-- START --

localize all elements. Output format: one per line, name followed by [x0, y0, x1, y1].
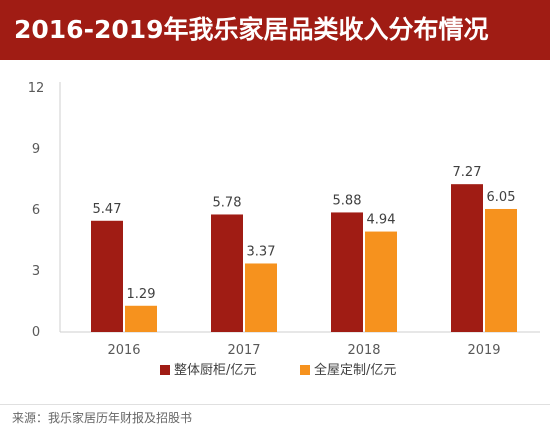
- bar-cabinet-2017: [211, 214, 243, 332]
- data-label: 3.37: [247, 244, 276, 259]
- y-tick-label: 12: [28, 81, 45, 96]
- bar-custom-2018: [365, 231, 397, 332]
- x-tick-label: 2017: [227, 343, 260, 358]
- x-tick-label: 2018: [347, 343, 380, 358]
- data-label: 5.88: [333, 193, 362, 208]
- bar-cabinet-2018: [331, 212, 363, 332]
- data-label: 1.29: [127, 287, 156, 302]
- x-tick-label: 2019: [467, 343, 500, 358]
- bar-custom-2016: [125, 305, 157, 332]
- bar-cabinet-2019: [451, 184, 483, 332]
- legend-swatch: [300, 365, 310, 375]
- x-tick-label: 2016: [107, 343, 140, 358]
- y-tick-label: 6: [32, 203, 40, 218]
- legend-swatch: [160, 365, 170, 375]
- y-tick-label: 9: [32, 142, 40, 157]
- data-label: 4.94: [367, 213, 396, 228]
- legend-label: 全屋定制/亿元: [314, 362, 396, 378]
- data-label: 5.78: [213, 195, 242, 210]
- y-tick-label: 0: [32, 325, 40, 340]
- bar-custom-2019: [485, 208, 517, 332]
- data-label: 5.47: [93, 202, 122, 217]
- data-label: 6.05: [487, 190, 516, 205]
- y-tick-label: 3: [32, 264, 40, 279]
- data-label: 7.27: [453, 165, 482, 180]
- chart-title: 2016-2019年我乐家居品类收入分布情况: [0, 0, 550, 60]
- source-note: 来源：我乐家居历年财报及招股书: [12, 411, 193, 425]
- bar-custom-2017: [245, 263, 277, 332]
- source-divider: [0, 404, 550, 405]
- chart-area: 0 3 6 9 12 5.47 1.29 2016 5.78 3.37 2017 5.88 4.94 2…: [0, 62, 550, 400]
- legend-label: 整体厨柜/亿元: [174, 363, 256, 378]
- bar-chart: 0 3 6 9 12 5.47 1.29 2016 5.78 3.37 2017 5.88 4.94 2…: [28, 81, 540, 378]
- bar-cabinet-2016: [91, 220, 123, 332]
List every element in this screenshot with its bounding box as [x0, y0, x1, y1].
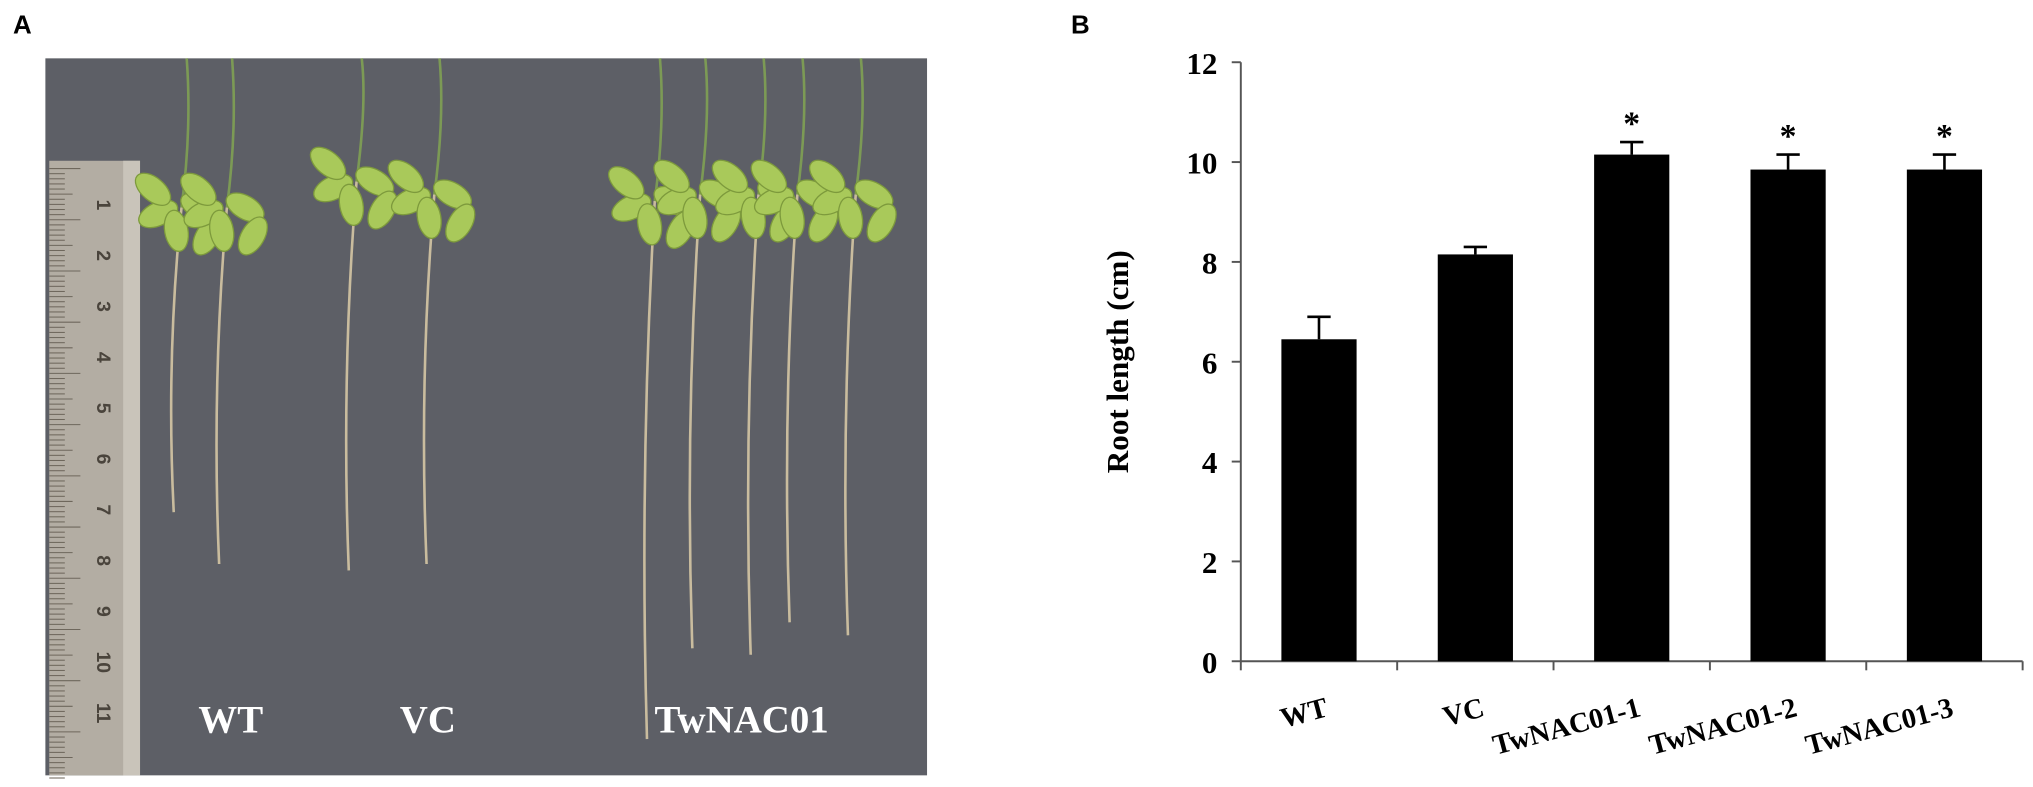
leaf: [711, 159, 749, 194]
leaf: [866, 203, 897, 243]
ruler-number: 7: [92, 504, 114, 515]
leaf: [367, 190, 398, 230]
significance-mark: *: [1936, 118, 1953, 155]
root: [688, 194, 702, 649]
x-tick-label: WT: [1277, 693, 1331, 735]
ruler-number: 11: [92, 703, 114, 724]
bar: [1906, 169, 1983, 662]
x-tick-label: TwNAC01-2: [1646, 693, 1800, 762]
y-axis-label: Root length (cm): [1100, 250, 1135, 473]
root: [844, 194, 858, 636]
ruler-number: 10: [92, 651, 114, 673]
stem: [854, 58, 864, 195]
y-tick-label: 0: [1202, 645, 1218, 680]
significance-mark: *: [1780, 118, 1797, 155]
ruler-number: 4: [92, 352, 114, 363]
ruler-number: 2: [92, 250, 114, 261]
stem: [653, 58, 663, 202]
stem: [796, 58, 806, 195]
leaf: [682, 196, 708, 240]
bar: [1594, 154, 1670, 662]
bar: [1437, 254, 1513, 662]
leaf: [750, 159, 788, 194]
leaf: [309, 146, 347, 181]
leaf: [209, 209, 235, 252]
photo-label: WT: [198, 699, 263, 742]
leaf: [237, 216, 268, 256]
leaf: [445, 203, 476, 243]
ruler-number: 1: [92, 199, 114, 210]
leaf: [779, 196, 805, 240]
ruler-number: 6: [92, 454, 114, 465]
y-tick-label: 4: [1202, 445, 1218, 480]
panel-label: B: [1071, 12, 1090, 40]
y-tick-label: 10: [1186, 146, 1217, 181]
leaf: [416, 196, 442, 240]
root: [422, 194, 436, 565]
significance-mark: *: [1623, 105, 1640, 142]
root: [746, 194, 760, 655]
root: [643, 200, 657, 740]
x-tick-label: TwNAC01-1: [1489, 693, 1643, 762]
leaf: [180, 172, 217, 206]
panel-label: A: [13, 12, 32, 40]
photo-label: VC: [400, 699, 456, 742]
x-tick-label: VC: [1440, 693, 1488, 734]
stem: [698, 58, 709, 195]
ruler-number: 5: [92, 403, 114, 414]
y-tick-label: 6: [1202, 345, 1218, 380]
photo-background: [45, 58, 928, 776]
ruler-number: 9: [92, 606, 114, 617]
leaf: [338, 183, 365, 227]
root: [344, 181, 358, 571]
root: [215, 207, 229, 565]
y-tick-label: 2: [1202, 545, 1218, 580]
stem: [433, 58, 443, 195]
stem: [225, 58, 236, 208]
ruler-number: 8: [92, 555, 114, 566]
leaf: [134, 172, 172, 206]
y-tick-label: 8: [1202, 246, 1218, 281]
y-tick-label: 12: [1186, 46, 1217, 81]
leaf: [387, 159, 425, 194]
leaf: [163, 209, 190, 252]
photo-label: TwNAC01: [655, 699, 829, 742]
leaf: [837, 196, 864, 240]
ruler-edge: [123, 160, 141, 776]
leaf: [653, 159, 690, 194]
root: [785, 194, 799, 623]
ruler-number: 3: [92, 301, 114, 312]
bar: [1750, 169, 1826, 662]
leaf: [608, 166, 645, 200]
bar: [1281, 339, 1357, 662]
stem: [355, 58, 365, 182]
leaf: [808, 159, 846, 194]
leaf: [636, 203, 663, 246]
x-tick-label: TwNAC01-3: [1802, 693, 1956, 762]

-- END --

#### [DIRECTIONS]
Rewrite all the rows above, changing every "x-tick-label" to "x-axis-label" and keeping everything else the same. Leave the pictures out.

#### [COMPLETED EXERCISE]
localize all elements. Output format: one per line, name followed by [x0, y0, x1, y1].
- bar-cabinet-2017: [211, 214, 243, 332]
- data-label: 3.37: [247, 244, 276, 259]
- y-tick-label: 12: [28, 81, 45, 96]
- bar-custom-2018: [365, 231, 397, 332]
- x-axis-label: 2017: [227, 343, 260, 358]
- x-axis-label: 2018: [347, 343, 380, 358]
- data-label: 5.88: [333, 193, 362, 208]
- bar-cabinet-2018: [331, 212, 363, 332]
- data-label: 1.29: [127, 287, 156, 302]
- x-axis-label: 2019: [467, 343, 500, 358]
- bar-custom-2016: [125, 305, 157, 332]
- bar-cabinet-2019: [451, 184, 483, 332]
- legend-swatch: [300, 365, 310, 375]
- x-axis-label: 2016: [107, 343, 140, 358]
- y-tick-label: 6: [32, 203, 40, 218]
- legend-swatch: [160, 365, 170, 375]
- y-tick-label: 9: [32, 142, 40, 157]
- data-label: 4.94: [367, 213, 396, 228]
- legend-label: 全屋定制/亿元: [314, 362, 396, 378]
- data-label: 5.78: [213, 195, 242, 210]
- y-tick-label: 0: [32, 325, 40, 340]
- bar-custom-2019: [485, 208, 517, 332]
- data-label: 5.47: [93, 202, 122, 217]
- data-label: 6.05: [487, 190, 516, 205]
- y-tick-label: 3: [32, 264, 40, 279]
- data-label: 7.27: [453, 165, 482, 180]
- chart-title: 2016-2019年我乐家居品类收入分布情况: [0, 0, 550, 60]
- source-note: 来源：我乐家居历年财报及招股书: [12, 411, 193, 425]
- bar-custom-2017: [245, 263, 277, 332]
- source-divider: [0, 404, 550, 405]
- chart-area: 0 3 6 9 12 5.47 1.29 2016 5.78 3.37 2017 5.88 4.94 2…: [0, 62, 550, 400]
- legend-label: 整体厨柜/亿元: [174, 363, 256, 378]
- bar-chart: 0 3 6 9 12 5.47 1.29 2016 5.78 3.37 2017 5.88 4.94 2…: [28, 81, 540, 378]
- bar-cabinet-2016: [91, 220, 123, 332]
List every element in this screenshot with its bounding box as [x0, y0, x1, y1].
leaf: [711, 159, 749, 194]
leaf: [866, 203, 897, 243]
ruler-number: 7: [92, 504, 114, 515]
leaf: [367, 190, 398, 230]
significance-mark: *: [1936, 118, 1953, 155]
root: [688, 194, 702, 649]
x-axis-label: WT: [1277, 693, 1331, 735]
ruler-number: 11: [92, 703, 114, 724]
bar: [1906, 169, 1983, 662]
x-axis-label: TwNAC01-2: [1646, 693, 1800, 762]
y-axis-label: Root length (cm): [1100, 250, 1135, 473]
root: [844, 194, 858, 636]
ruler-number: 10: [92, 651, 114, 673]
stem: [854, 58, 864, 195]
y-tick-label: 0: [1202, 645, 1218, 680]
significance-mark: *: [1780, 118, 1797, 155]
ruler-number: 4: [92, 352, 114, 363]
ruler-number: 2: [92, 250, 114, 261]
stem: [653, 58, 663, 202]
stem: [796, 58, 806, 195]
leaf: [682, 196, 708, 240]
bar: [1594, 154, 1670, 662]
bar: [1437, 254, 1513, 662]
leaf: [750, 159, 788, 194]
leaf: [309, 146, 347, 181]
leaf: [209, 209, 235, 252]
photo-label: WT: [198, 699, 263, 742]
leaf: [237, 216, 268, 256]
leaf: [445, 203, 476, 243]
ruler-number: 1: [92, 199, 114, 210]
leaf: [779, 196, 805, 240]
ruler-number: 6: [92, 454, 114, 465]
y-tick-label: 4: [1202, 445, 1218, 480]
panel-label: B: [1071, 12, 1090, 40]
y-tick-label: 10: [1186, 146, 1217, 181]
leaf: [416, 196, 442, 240]
root: [422, 194, 436, 565]
significance-mark: *: [1623, 105, 1640, 142]
root: [746, 194, 760, 655]
root: [643, 200, 657, 740]
x-axis-label: TwNAC01-1: [1489, 693, 1643, 762]
leaf: [180, 172, 217, 206]
panel-label: A: [13, 12, 32, 40]
photo-label: VC: [400, 699, 456, 742]
x-axis-label: VC: [1440, 693, 1488, 734]
stem: [698, 58, 709, 195]
ruler-number: 5: [92, 403, 114, 414]
y-tick-label: 6: [1202, 345, 1218, 380]
photo-background: [45, 58, 928, 776]
ruler-number: 9: [92, 606, 114, 617]
leaf: [338, 183, 365, 227]
root: [344, 181, 358, 571]
root: [215, 207, 229, 565]
y-tick-label: 2: [1202, 545, 1218, 580]
stem: [433, 58, 443, 195]
stem: [225, 58, 236, 208]
ruler-number: 8: [92, 555, 114, 566]
leaf: [134, 172, 172, 206]
y-tick-label: 8: [1202, 246, 1218, 281]
y-tick-label: 12: [1186, 46, 1217, 81]
leaf: [387, 159, 425, 194]
leaf: [163, 209, 190, 252]
photo-label: TwNAC01: [655, 699, 829, 742]
leaf: [837, 196, 864, 240]
ruler-edge: [123, 160, 141, 776]
leaf: [653, 159, 690, 194]
root: [785, 194, 799, 623]
ruler-number: 3: [92, 301, 114, 312]
bar: [1750, 169, 1826, 662]
leaf: [608, 166, 645, 200]
bar: [1281, 339, 1357, 662]
stem: [355, 58, 365, 182]
leaf: [808, 159, 846, 194]
leaf: [636, 203, 663, 246]
x-axis-label: TwNAC01-3: [1802, 693, 1956, 762]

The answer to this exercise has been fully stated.